▸ Do this
Output each line of the material exactly as it stands.

[Stored dataset items]
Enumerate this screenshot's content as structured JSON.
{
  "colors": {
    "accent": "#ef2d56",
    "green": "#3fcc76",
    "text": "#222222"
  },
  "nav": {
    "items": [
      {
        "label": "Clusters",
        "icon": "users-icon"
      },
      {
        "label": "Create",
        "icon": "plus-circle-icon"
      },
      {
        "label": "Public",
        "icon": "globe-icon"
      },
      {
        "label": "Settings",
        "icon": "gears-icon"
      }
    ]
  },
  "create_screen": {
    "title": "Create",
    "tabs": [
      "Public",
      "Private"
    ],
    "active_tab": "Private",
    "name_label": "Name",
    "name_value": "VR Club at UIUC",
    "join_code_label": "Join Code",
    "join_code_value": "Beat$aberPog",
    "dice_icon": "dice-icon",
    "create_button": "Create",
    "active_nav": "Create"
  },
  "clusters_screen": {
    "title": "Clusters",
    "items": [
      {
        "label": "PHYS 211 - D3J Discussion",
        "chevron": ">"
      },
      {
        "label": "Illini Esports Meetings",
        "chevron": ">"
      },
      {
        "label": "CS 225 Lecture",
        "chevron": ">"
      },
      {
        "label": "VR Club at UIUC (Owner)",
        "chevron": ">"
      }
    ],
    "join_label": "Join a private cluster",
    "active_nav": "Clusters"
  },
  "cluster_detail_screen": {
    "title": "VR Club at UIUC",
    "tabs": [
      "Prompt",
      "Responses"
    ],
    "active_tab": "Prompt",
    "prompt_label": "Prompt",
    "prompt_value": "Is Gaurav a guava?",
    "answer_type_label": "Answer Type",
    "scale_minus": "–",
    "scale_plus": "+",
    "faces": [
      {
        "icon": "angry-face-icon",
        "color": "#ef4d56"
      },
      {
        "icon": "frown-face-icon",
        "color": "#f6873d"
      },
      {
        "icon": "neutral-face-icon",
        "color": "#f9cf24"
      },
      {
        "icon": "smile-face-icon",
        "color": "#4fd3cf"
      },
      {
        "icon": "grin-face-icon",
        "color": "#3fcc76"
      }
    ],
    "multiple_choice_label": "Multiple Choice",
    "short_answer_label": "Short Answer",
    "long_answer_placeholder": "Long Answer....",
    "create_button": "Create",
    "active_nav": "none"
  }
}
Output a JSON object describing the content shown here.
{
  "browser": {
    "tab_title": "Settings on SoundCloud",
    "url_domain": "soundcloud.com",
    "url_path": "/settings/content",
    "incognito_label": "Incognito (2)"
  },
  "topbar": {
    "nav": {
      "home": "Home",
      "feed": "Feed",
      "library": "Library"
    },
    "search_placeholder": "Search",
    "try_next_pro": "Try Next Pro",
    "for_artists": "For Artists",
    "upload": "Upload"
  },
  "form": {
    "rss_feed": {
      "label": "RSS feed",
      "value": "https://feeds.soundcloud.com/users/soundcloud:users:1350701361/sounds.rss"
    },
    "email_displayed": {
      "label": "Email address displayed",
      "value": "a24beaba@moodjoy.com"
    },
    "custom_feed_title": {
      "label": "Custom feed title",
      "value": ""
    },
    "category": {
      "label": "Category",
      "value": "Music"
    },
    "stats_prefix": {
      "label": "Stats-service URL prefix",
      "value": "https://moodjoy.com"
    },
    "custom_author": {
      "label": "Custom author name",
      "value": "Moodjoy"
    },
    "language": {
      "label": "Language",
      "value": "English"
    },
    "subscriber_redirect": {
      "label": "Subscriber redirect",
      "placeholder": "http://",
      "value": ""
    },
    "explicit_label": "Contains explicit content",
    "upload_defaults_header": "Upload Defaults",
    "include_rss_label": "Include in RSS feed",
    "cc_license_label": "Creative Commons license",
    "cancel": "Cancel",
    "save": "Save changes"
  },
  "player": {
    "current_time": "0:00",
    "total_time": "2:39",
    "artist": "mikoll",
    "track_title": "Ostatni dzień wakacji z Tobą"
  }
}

▸ Solved exercise
Enumerate this screenshot's content as structured JSON.
{
  "colors": {
    "accent": "#ef2d56",
    "green": "#3fcc76",
    "text": "#222222"
  },
  "nav": {
    "items": [
      {
        "label": "Clusters",
        "icon": "users-icon"
      },
      {
        "label": "Create",
        "icon": "plus-circle-icon"
      },
      {
        "label": "Public",
        "icon": "globe-icon"
      },
      {
        "label": "Settings",
        "icon": "gears-icon"
      }
    ]
  },
  "create_screen": {
    "title": "Create",
    "tabs": [
      "Public",
      "Private"
    ],
    "active_tab": "Private",
    "name_label": "Name",
    "name_value": "VR Club at UIUC",
    "join_code_label": "Join Code",
    "join_code_value": "Beat$aberPog",
    "dice_icon": "dice-icon",
    "create_button": "Create",
    "active_nav": "Create"
  },
  "clusters_screen": {
    "title": "Clusters",
    "items": [
      {
        "label": "PHYS 211 - D3J Discussion",
        "chevron": ">"
      },
      {
        "label": "Illini Esports Meetings",
        "chevron": ">"
      },
      {
        "label": "CS 225 Lecture",
        "chevron": ">"
      },
      {
        "label": "VR Club at UIUC (Owner)",
        "chevron": ">"
      }
    ],
    "join_label": "Join a private cluster",
    "active_nav": "Clusters"
  },
  "cluster_detail_screen": {
    "title": "VR Club at UIUC",
    "tabs": [
      "Prompt",
      "Responses"
    ],
    "active_tab": "Prompt",
    "prompt_label": "Prompt",
    "prompt_value": "Is Gaurav a guava?",
    "answer_type_label": "Answer Type",
    "scale_minus": "–",
    "scale_plus": "+",
    "faces": [
      {
        "icon": "angry-face-icon",
        "color": "#ef4d56"
      },
      {
        "icon": "frown-face-icon",
        "color": "#f6873d"
      },
      {
        "icon": "neutral-face-icon",
        "color": "#f9cf24"
      },
      {
        "icon": "smile-face-icon",
        "color": "#4fd3cf"
      },
      {
        "icon": "grin-face-icon",
        "color": "#3fcc76"
      }
    ],
    "multiple_choice_label": "Multiple Choice",
    "short_answer_label": "Short Answer",
    "long_answer_placeholder": "Long Answer....",
    "create_button": "Create",
    "active_nav": "none"
  }
}
Output a JSON object describing the content shown here.
{
  "browser": {
    "tab_title": "Settings on SoundCloud",
    "url_domain": "soundcloud.com",
    "url_path": "/settings/content",
    "incognito_label": "Incognito (2)"
  },
  "topbar": {
    "nav": {
      "home": "Home",
      "feed": "Feed",
      "library": "Library"
    },
    "search_placeholder": "Search",
    "try_next_pro": "Try Next Pro",
    "for_artists": "For Artists",
    "upload": "Upload"
  },
  "form": {
    "rss_feed": {
      "label": "RSS feed",
      "value": "https://feeds.soundcloud.com/users/soundcloud:users:1350701361/sounds.rss"
    },
    "email_displayed": {
      "label": "Email address displayed",
      "value": "a24beaba@moodjoy.com"
    },
    "custom_feed_title": {
      "label": "Custom feed title",
      "value": ""
    },
    "category": {
      "label": "Category",
      "value": "Music"
    },
    "stats_prefix": {
      "label": "Stats-service URL prefix",
      "value": "https://moodjoy.com"
    },
    "custom_author": {
      "label": "Custom author name",
      "value": "Moodjoy"
    },
    "language": {
      "label": "Language",
      "value": "English"
    },
    "subscriber_redirect": {
      "label": "Subscriber redirect",
      "placeholder": "http://",
      "value": ""
    },
    "explicit_label": "Contains explicit content",
    "upload_defaults_header": "Upload Defaults",
    "include_rss_label": "Include in RSS feed",
    "cc_license_label": "Creative Commons license",
    "cancel": "Cancel",
    "save": "Save changes"
  },
  "player": {
    "current_time": "0:00",
    "total_time": "2:39",
    "artist": "mikoll",
    "track_title": "Ostatni dzień wakacji z Tobą"
  }
}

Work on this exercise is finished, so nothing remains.